**Written instruction:**
Repeat the listing in full, exactly as it stands.

[Dataset entries]
──────────

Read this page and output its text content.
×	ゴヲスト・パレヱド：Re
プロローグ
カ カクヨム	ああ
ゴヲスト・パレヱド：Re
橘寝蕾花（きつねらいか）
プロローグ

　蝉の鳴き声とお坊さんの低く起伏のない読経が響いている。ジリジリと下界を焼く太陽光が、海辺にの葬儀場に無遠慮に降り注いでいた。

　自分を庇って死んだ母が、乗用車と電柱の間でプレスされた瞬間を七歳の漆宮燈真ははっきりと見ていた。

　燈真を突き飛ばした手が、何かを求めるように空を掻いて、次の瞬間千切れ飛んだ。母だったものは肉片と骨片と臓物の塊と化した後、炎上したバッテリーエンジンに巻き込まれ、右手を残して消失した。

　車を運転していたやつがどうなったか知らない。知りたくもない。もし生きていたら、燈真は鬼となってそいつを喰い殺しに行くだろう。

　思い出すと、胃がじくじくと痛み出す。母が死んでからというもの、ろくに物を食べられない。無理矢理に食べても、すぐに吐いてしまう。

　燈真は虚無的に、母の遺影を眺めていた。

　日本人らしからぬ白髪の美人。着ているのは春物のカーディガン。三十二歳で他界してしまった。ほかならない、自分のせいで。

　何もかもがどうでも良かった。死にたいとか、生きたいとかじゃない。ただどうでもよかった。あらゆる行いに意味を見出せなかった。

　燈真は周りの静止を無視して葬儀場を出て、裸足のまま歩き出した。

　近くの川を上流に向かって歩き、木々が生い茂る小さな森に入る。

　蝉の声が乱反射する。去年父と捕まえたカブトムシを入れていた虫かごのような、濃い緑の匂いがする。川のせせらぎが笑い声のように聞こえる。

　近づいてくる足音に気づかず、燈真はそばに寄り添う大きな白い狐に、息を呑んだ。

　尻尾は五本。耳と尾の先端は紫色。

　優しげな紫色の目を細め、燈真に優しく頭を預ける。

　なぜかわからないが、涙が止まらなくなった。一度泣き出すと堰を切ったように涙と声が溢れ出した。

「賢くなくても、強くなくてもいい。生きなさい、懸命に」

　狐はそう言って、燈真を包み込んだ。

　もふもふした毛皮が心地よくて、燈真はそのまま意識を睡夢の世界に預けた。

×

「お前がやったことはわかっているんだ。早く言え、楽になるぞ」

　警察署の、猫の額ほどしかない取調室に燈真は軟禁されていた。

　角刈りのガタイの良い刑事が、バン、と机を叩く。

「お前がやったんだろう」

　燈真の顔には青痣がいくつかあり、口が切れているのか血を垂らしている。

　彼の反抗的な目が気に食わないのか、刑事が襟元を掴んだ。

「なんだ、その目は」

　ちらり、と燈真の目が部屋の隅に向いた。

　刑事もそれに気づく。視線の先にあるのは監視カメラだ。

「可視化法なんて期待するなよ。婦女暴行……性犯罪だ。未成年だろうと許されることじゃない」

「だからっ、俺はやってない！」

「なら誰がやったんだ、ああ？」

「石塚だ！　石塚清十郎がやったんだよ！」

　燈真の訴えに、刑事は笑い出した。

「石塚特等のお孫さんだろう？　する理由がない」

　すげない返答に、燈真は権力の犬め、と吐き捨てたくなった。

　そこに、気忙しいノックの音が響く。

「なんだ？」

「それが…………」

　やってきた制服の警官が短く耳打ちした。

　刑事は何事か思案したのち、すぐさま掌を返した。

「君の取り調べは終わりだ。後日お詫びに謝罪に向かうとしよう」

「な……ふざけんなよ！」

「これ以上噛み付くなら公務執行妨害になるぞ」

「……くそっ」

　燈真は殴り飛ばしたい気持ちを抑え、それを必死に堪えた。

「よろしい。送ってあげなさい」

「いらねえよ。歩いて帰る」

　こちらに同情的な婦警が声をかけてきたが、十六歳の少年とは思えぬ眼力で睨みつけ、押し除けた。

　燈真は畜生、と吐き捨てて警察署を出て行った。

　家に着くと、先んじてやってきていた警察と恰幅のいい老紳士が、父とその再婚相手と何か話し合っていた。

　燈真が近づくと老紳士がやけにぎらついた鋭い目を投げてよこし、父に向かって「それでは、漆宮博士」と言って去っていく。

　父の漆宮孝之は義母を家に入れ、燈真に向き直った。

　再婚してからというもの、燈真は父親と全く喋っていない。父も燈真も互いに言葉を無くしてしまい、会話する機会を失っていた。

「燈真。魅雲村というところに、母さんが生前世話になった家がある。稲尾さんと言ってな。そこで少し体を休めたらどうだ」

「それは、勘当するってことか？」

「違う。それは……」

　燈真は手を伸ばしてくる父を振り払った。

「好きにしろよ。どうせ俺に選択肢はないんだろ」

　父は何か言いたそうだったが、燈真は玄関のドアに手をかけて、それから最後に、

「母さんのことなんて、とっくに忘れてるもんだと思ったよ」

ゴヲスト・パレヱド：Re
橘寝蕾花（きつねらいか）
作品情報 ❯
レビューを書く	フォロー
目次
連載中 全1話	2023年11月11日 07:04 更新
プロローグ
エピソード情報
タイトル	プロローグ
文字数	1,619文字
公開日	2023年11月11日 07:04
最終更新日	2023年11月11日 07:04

──────────

**Result:**
Read this page and output its text content.
×	ゴヲスト・パレヱド：Re
プロローグ
カ カクヨム	ああ
ゴヲスト・パレヱド：Re
橘寝蕾花（きつねらいか）
プロローグ

　蝉の鳴き声とお坊さんの低く起伏のない読経が響いている。ジリジリと下界を焼く太陽光が、海辺にの葬儀場に無遠慮に降り注いでいた。

　自分を庇って死んだ母が、乗用車と電柱の間でプレスされた瞬間を七歳の漆宮燈真ははっきりと見ていた。

　燈真を突き飛ばした手が、何かを求めるように空を掻いて、次の瞬間千切れ飛んだ。母だったものは肉片と骨片と臓物の塊と化した後、炎上したバッテリーエンジンに巻き込まれ、右手を残して消失した。

　車を運転していたやつがどうなったか知らない。知りたくもない。もし生きていたら、燈真は鬼となってそいつを喰い殺しに行くだろう。

　思い出すと、胃がじくじくと痛み出す。母が死んでからというもの、ろくに物を食べられない。無理矢理に食べても、すぐに吐いてしまう。

　燈真は虚無的に、母の遺影を眺めていた。

　日本人らしからぬ白髪の美人。着ているのは春物のカーディガン。三十二歳で他界してしまった。ほかならない、自分のせいで。

　何もかもがどうでも良かった。死にたいとか、生きたいとかじゃない。ただどうでもよかった。あらゆる行いに意味を見出せなかった。

　燈真は周りの静止を無視して葬儀場を出て、裸足のまま歩き出した。

　近くの川を上流に向かって歩き、木々が生い茂る小さな森に入る。

　蝉の声が乱反射する。去年父と捕まえたカブトムシを入れていた虫かごのような、濃い緑の匂いがする。川のせせらぎが笑い声のように聞こえる。

　近づいてくる足音に気づかず、燈真はそばに寄り添う大きな白い狐に、息を呑んだ。

　尻尾は五本。耳と尾の先端は紫色。

　優しげな紫色の目を細め、燈真に優しく頭を預ける。

　なぜかわからないが、涙が止まらなくなった。一度泣き出すと堰を切ったように涙と声が溢れ出した。

「賢くなくても、強くなくてもいい。生きなさい、懸命に」

　狐はそう言って、燈真を包み込んだ。

　もふもふした毛皮が心地よくて、燈真はそのまま意識を睡夢の世界に預けた。

×

「お前がやったことはわかっているんだ。早く言え、楽になるぞ」

　警察署の、猫の額ほどしかない取調室に燈真は軟禁されていた。

　角刈りのガタイの良い刑事が、バン、と机を叩く。

「お前がやったんだろう」

　燈真の顔には青痣がいくつかあり、口が切れているのか血を垂らしている。

　彼の反抗的な目が気に食わないのか、刑事が襟元を掴んだ。

「なんだ、その目は」

　ちらり、と燈真の目が部屋の隅に向いた。

　刑事もそれに気づく。視線の先にあるのは監視カメラだ。

「可視化法なんて期待するなよ。婦女暴行……性犯罪だ。未成年だろうと許されることじゃない」

「だからっ、俺はやってない！」

「なら誰がやったんだ、ああ？」

「石塚だ！　石塚清十郎がやったんだよ！」

　燈真の訴えに、刑事は笑い出した。

「石塚特等のお孫さんだろう？　する理由がない」

　すげない返答に、燈真は権力の犬め、と吐き捨てたくなった。

　そこに、気忙しいノックの音が響く。

「なんだ？」

「それが…………」

　やってきた制服の警官が短く耳打ちした。

　刑事は何事か思案したのち、すぐさま掌を返した。

「君の取り調べは終わりだ。後日お詫びに謝罪に向かうとしよう」

「な……ふざけんなよ！」

「これ以上噛み付くなら公務執行妨害になるぞ」

「……くそっ」

　燈真は殴り飛ばしたい気持ちを抑え、それを必死に堪えた。

「よろしい。送ってあげなさい」

「いらねえよ。歩いて帰る」

　こちらに同情的な婦警が声をかけてきたが、十六歳の少年とは思えぬ眼力で睨みつけ、押し除けた。

　燈真は畜生、と吐き捨てて警察署を出て行った。

　家に着くと、先んじてやってきていた警察と恰幅のいい老紳士が、父とその再婚相手と何か話し合っていた。

　燈真が近づくと老紳士がやけにぎらついた鋭い目を投げてよこし、父に向かって「それでは、漆宮博士」と言って去っていく。

　父の漆宮孝之は義母を家に入れ、燈真に向き直った。

　再婚してからというもの、燈真は父親と全く喋っていない。父も燈真も互いに言葉を無くしてしまい、会話する機会を失っていた。

「燈真。魅雲村というところに、母さんが生前世話になった家がある。稲尾さんと言ってな。そこで少し体を休めたらどうだ」

「それは、勘当するってことか？」

「違う。それは……」

　燈真は手を伸ばしてくる父を振り払った。

「好きにしろよ。どうせ俺に選択肢はないんだろ」

　父は何か言いたそうだったが、燈真は玄関のドアに手をかけて、それから最後に、

「母さんのことなんて、とっくに忘れてるもんだと思ったよ」

ゴヲスト・パレヱド：Re
橘寝蕾花（きつねらいか）
作品情報 ❯
レビューを書く	フォロー
目次
連載中 全1話	2023年11月11日 07:04 更新
プロローグ
エピソード情報
タイトル	プロローグ
文字数	1,619文字
公開日	2023年11月11日 07:04
最終更新日	2023年11月11日 07:04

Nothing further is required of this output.